Start of Given entries

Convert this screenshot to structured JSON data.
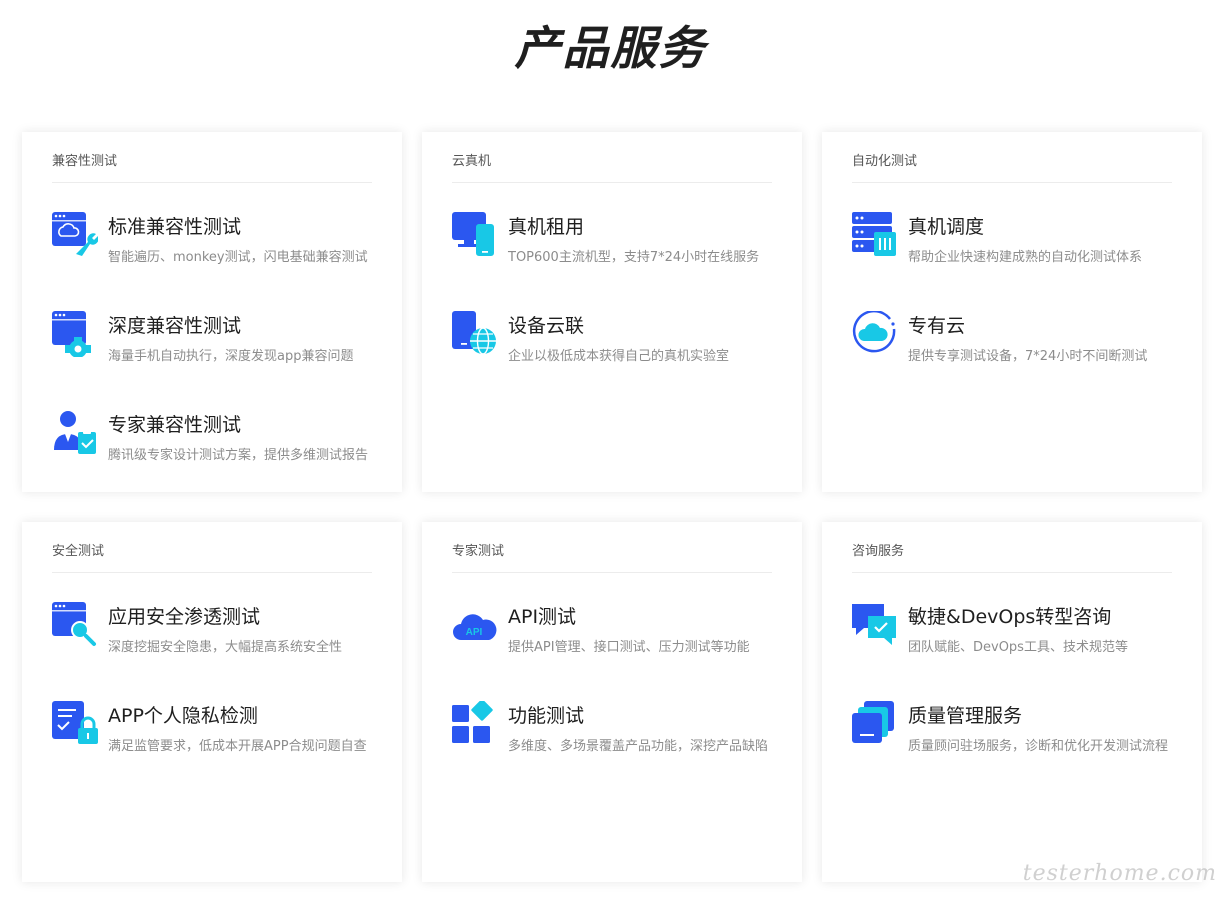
{
  "page": {
    "title": "产品服务"
  },
  "cards": [
    {
      "category": "兼容性测试",
      "items": [
        {
          "title": "标准兼容性测试",
          "desc": "智能遍历、monkey测试，闪电基础兼容测试",
          "icon": "browser-wrench-icon"
        },
        {
          "title": "深度兼容性测试",
          "desc": "海量手机自动执行，深度发现app兼容问题",
          "icon": "browser-gear-icon"
        },
        {
          "title": "专家兼容性测试",
          "desc": "腾讯级专家设计测试方案，提供多维测试报告",
          "icon": "expert-clipboard-icon"
        }
      ]
    },
    {
      "category": "云真机",
      "items": [
        {
          "title": "真机租用",
          "desc": "TOP600主流机型，支持7*24小时在线服务",
          "icon": "devices-icon"
        },
        {
          "title": "设备云联",
          "desc": "企业以极低成本获得自己的真机实验室",
          "icon": "device-globe-icon"
        }
      ]
    },
    {
      "category": "自动化测试",
      "items": [
        {
          "title": "真机调度",
          "desc": "帮助企业快速构建成熟的自动化测试体系",
          "icon": "server-rack-icon"
        },
        {
          "title": "专有云",
          "desc": "提供专享测试设备，7*24小时不间断测试",
          "icon": "private-cloud-icon"
        }
      ]
    },
    {
      "category": "安全测试",
      "items": [
        {
          "title": "应用安全渗透测试",
          "desc": "深度挖掘安全隐患，大幅提高系统安全性",
          "icon": "browser-magnifier-icon"
        },
        {
          "title": "APP个人隐私检测",
          "desc": "满足监管要求，低成本开展APP合规问题自查",
          "icon": "document-lock-icon"
        }
      ]
    },
    {
      "category": "专家测试",
      "items": [
        {
          "title": "API测试",
          "desc": "提供API管理、接口测试、压力测试等功能",
          "icon": "api-cloud-icon"
        },
        {
          "title": "功能测试",
          "desc": "多维度、多场景覆盖产品功能，深挖产品缺陷",
          "icon": "function-blocks-icon"
        }
      ]
    },
    {
      "category": "咨询服务",
      "items": [
        {
          "title": "敏捷&DevOps转型咨询",
          "desc": "团队赋能、DevOps工具、技术规范等",
          "icon": "chat-check-icon"
        },
        {
          "title": "质量管理服务",
          "desc": "质量顾问驻场服务，诊断和优化开发测试流程",
          "icon": "layered-cards-icon"
        }
      ]
    }
  ],
  "watermark": "testerhome.com",
  "colors": {
    "primary": "#2b57f0",
    "accent": "#18c8e6"
  }
}
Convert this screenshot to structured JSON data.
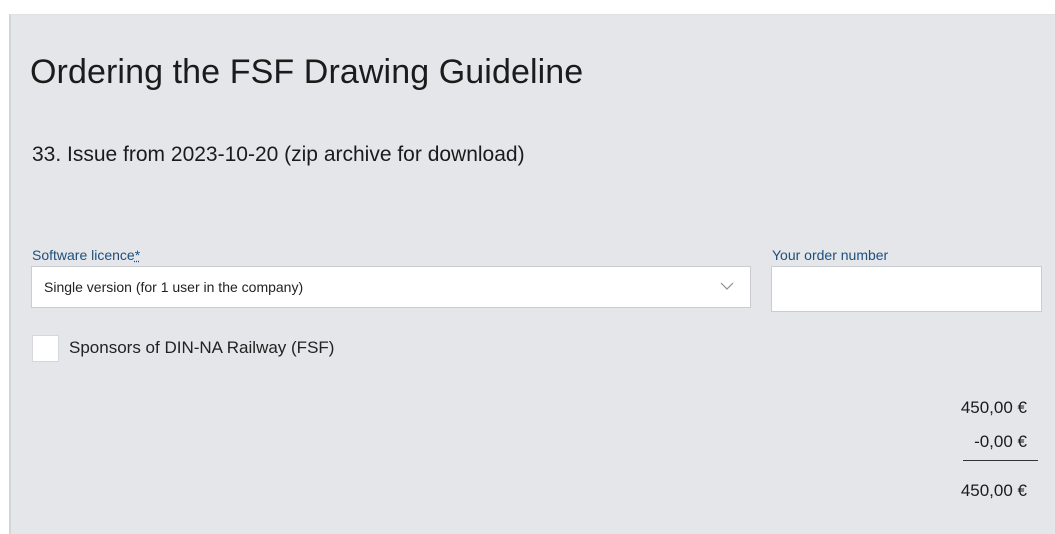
{
  "form": {
    "title": "Ordering the FSF Drawing Guideline",
    "subtitle": "33. Issue from 2023-10-20 (zip archive for download)",
    "licence": {
      "label": "Software licence",
      "required_marker": "*",
      "selected_value": "Single version (for 1 user in the company)",
      "icon": "chevron-down-icon"
    },
    "order_number": {
      "label": "Your order number",
      "value": "",
      "placeholder": ""
    },
    "sponsor": {
      "label": "Sponsors of DIN-NA Railway (FSF)",
      "checked": false
    },
    "pricing": {
      "subtotal": "450,00 €",
      "discount": "-0,00 €",
      "total": "450,00 €"
    }
  },
  "colors": {
    "panel_background": "#e4e6e9",
    "label_accent": "#1f4f7a",
    "text": "#1b1b1b"
  }
}
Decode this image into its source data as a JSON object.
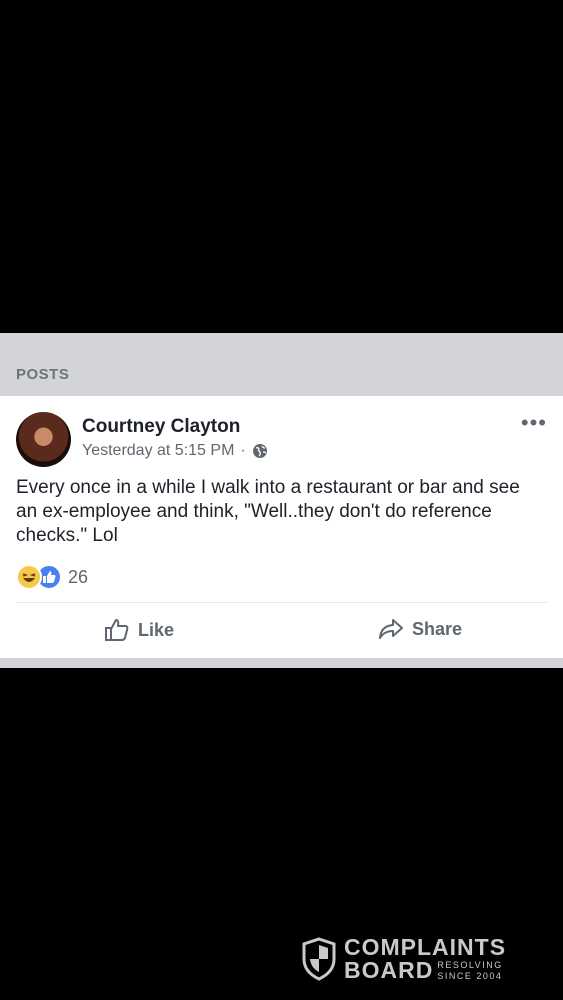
{
  "section": {
    "title": "POSTS"
  },
  "post": {
    "author": "Courtney Clayton",
    "timestamp": "Yesterday at 5:15 PM",
    "separator": "·",
    "text": "Every once in a while I walk into a restaurant or bar and see an ex-employee and think, \"Well..they don't do reference checks.\" Lol",
    "reaction_count": "26",
    "reaction_icons": [
      "haha-icon",
      "like-reaction-icon"
    ],
    "more_label": "•••",
    "actions": {
      "like": "Like",
      "share": "Share"
    }
  },
  "watermark": {
    "line1": "COMPLAINTS",
    "line2": "BOARD",
    "tag1": "RESOLVING",
    "tag2": "SINCE 2004"
  },
  "colors": {
    "header_bg": "#d3d4d8",
    "text": "#1d2129",
    "muted": "#606770",
    "like_blue": "#4a7ff0"
  }
}
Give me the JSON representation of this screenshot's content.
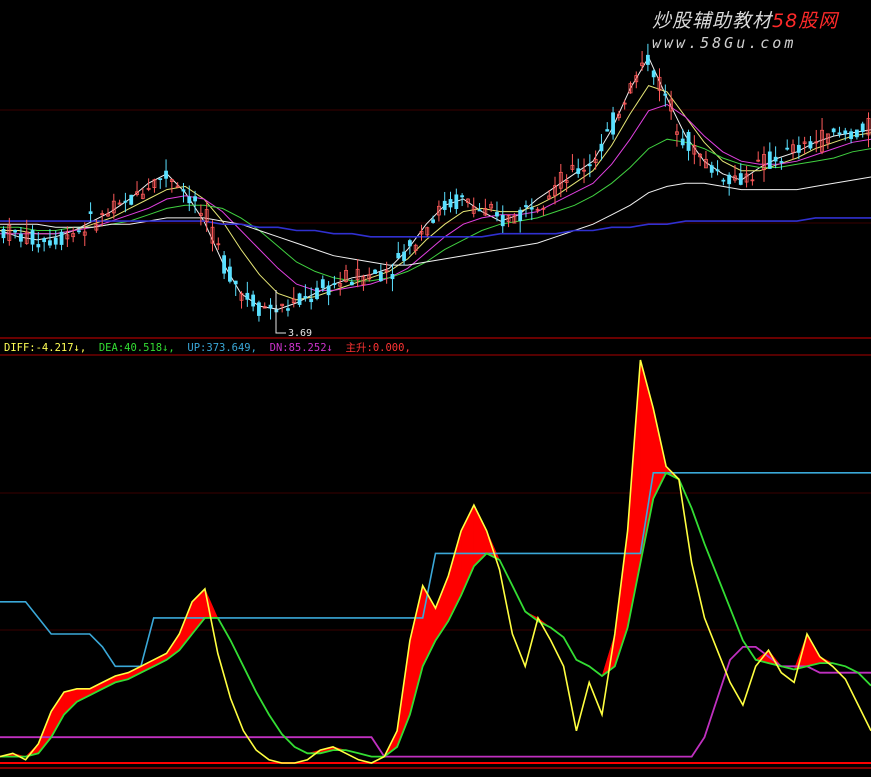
{
  "watermark": {
    "title_main": "炒股辅助教材",
    "title_brand": "58股网",
    "url": "www.58Gu.com"
  },
  "price_panel": {
    "min_label": "3.69"
  },
  "indicator_legend": [
    {
      "label": "DIFF:",
      "value": "-4.217",
      "arrow": "↓",
      "color": "#ffff55"
    },
    {
      "label": "DEA:",
      "value": "40.518",
      "arrow": "↓",
      "color": "#33dd33"
    },
    {
      "label": "UP:",
      "value": "373.649",
      "arrow": "",
      "color": "#3aa8d8"
    },
    {
      "label": "DN:",
      "value": "85.252",
      "arrow": "↓",
      "color": "#cc33cc"
    },
    {
      "label": "主升:",
      "value": "0.000",
      "arrow": "",
      "color": "#ff3333"
    }
  ],
  "colors": {
    "background": "#000000",
    "up_candle": "#ff5a5a",
    "down_candle": "#5ae0ff",
    "ma_white": "#f0f0f0",
    "ma_yellow": "#e6e676",
    "ma_magenta": "#e040e0",
    "ma_green": "#40d040",
    "ma_blue": "#3030d0",
    "diff": "#ffff40",
    "dea": "#33dd33",
    "up": "#3aa8d8",
    "dn": "#c030c0",
    "fill": "#ff0000",
    "separator": "#aa0000",
    "grid": "#3a0000"
  },
  "chart_data": [
    {
      "type": "line",
      "title": "",
      "annotations": [
        "3.69"
      ],
      "series": [
        {
          "values": [
            30,
            28,
            27,
            28,
            30,
            33,
            36,
            40,
            45,
            48,
            42,
            33,
            20,
            10,
            6,
            5,
            7,
            10,
            13,
            15,
            16,
            18,
            24,
            32,
            38,
            40,
            36,
            33,
            35,
            40,
            44,
            48,
            52,
            62,
            75,
            85,
            72,
            60,
            52,
            48,
            46,
            50,
            53,
            55,
            58,
            60,
            61,
            62
          ]
        },
        {
          "values": [
            30,
            30,
            29,
            29,
            30,
            32,
            34,
            37,
            40,
            43,
            44,
            40,
            33,
            24,
            16,
            10,
            8,
            9,
            11,
            13,
            15,
            17,
            21,
            27,
            32,
            36,
            37,
            36,
            36,
            38,
            41,
            45,
            49,
            57,
            67,
            76,
            74,
            66,
            58,
            52,
            49,
            49,
            51,
            53,
            56,
            58,
            60,
            61
          ]
        },
        {
          "values": [
            29,
            29,
            29,
            29,
            30,
            31,
            33,
            35,
            37,
            40,
            41,
            40,
            36,
            30,
            24,
            18,
            13,
            11,
            11,
            12,
            13,
            15,
            18,
            23,
            28,
            32,
            34,
            35,
            35,
            36,
            39,
            42,
            45,
            51,
            59,
            68,
            70,
            66,
            60,
            55,
            52,
            51,
            51,
            52,
            54,
            56,
            58,
            59
          ]
        },
        {
          "values": [
            31,
            31,
            30,
            30,
            31,
            31,
            32,
            33,
            35,
            37,
            38,
            38,
            37,
            34,
            30,
            25,
            20,
            17,
            15,
            14,
            14,
            15,
            17,
            20,
            24,
            27,
            30,
            32,
            33,
            34,
            36,
            38,
            41,
            45,
            50,
            56,
            59,
            58,
            56,
            53,
            51,
            50,
            50,
            51,
            52,
            53,
            55,
            56
          ]
        },
        {
          "values": [
            32,
            32,
            32,
            31,
            31,
            31,
            32,
            32,
            33,
            34,
            34,
            34,
            33,
            32,
            30,
            28,
            26,
            24,
            22,
            21,
            20,
            19,
            19,
            20,
            21,
            22,
            23,
            24,
            25,
            26,
            28,
            30,
            32,
            35,
            38,
            42,
            44,
            45,
            45,
            44,
            43,
            43,
            43,
            43,
            44,
            45,
            46,
            47
          ]
        },
        {
          "values": [
            33,
            33,
            33,
            33,
            33,
            33,
            33,
            33,
            33,
            33,
            33,
            33,
            32,
            32,
            31,
            31,
            30,
            30,
            29,
            29,
            28,
            28,
            28,
            28,
            28,
            28,
            28,
            29,
            29,
            29,
            29,
            30,
            30,
            31,
            31,
            32,
            32,
            33,
            33,
            33,
            33,
            33,
            33,
            33,
            34,
            34,
            34,
            34
          ]
        }
      ]
    },
    {
      "type": "area",
      "title": "",
      "series": [
        {
          "name": "DIFF",
          "values": [
            2,
            3,
            1,
            6,
            16,
            22,
            23,
            23,
            25,
            27,
            28,
            30,
            32,
            34,
            40,
            50,
            54,
            34,
            20,
            10,
            4,
            1,
            0,
            0,
            1,
            4,
            5,
            3,
            1,
            0,
            2,
            10,
            38,
            55,
            48,
            58,
            72,
            80,
            72,
            60,
            40,
            30,
            45,
            38,
            30,
            10,
            25,
            15,
            40,
            72,
            125,
            110,
            92,
            88,
            62,
            45,
            35,
            25,
            18,
            30,
            35,
            28,
            25,
            40,
            33,
            30,
            26,
            18,
            10
          ]
        },
        {
          "name": "DEA",
          "values": [
            2,
            2,
            2,
            3,
            8,
            15,
            19,
            21,
            23,
            25,
            26,
            28,
            30,
            32,
            35,
            40,
            45,
            45,
            38,
            30,
            22,
            15,
            9,
            5,
            3,
            3,
            4,
            4,
            3,
            2,
            2,
            5,
            15,
            30,
            38,
            44,
            52,
            61,
            65,
            63,
            55,
            47,
            44,
            42,
            39,
            32,
            30,
            27,
            30,
            42,
            62,
            82,
            90,
            88,
            79,
            68,
            58,
            48,
            38,
            32,
            31,
            30,
            29,
            30,
            31,
            31,
            30,
            28,
            24
          ]
        },
        {
          "name": "UP",
          "values": [
            50,
            50,
            50,
            45,
            40,
            40,
            40,
            40,
            36,
            30,
            30,
            30,
            45,
            45,
            45,
            45,
            45,
            45,
            45,
            45,
            45,
            45,
            45,
            45,
            45,
            45,
            45,
            45,
            45,
            45,
            45,
            45,
            45,
            45,
            65,
            65,
            65,
            65,
            65,
            65,
            65,
            65,
            65,
            65,
            65,
            65,
            65,
            65,
            65,
            65,
            65,
            90,
            90,
            90,
            90,
            90,
            90,
            90,
            90,
            90,
            90,
            90,
            90,
            90,
            90,
            90,
            90,
            90,
            90
          ]
        },
        {
          "name": "DN",
          "values": [
            8,
            8,
            8,
            8,
            8,
            8,
            8,
            8,
            8,
            8,
            8,
            8,
            8,
            8,
            8,
            8,
            8,
            8,
            8,
            8,
            8,
            8,
            8,
            8,
            8,
            8,
            8,
            8,
            8,
            8,
            2,
            2,
            2,
            2,
            2,
            2,
            2,
            2,
            2,
            2,
            2,
            2,
            2,
            2,
            2,
            2,
            2,
            2,
            2,
            2,
            2,
            2,
            2,
            2,
            2,
            8,
            20,
            32,
            36,
            36,
            33,
            30,
            30,
            30,
            28,
            28,
            28,
            28,
            28
          ]
        },
        {
          "name": "主升",
          "values": [
            0,
            0,
            0,
            0,
            0,
            0,
            0,
            0,
            0,
            0,
            0,
            0,
            0,
            0,
            0,
            0,
            0,
            0,
            0,
            0,
            0,
            0,
            0,
            0,
            0,
            0,
            0,
            0,
            0,
            0,
            0,
            0,
            0,
            0,
            0,
            0,
            0,
            0,
            0,
            0,
            0,
            0,
            0,
            0,
            0,
            0,
            0,
            0,
            0,
            0,
            0,
            0,
            0,
            0,
            0,
            0,
            0,
            0,
            0,
            0,
            0,
            0,
            0,
            0,
            0,
            0,
            0,
            0,
            0
          ]
        }
      ]
    }
  ]
}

End of Given entries

> Task
Pick out each line above that includes "category" and show it.

> Worked solution
      "category": "兼容性测试",
      "category": "云真机",
      "category": "自动化测试",
      "category": "安全测试",
      "category": "专家测试",
      "category": "咨询服务",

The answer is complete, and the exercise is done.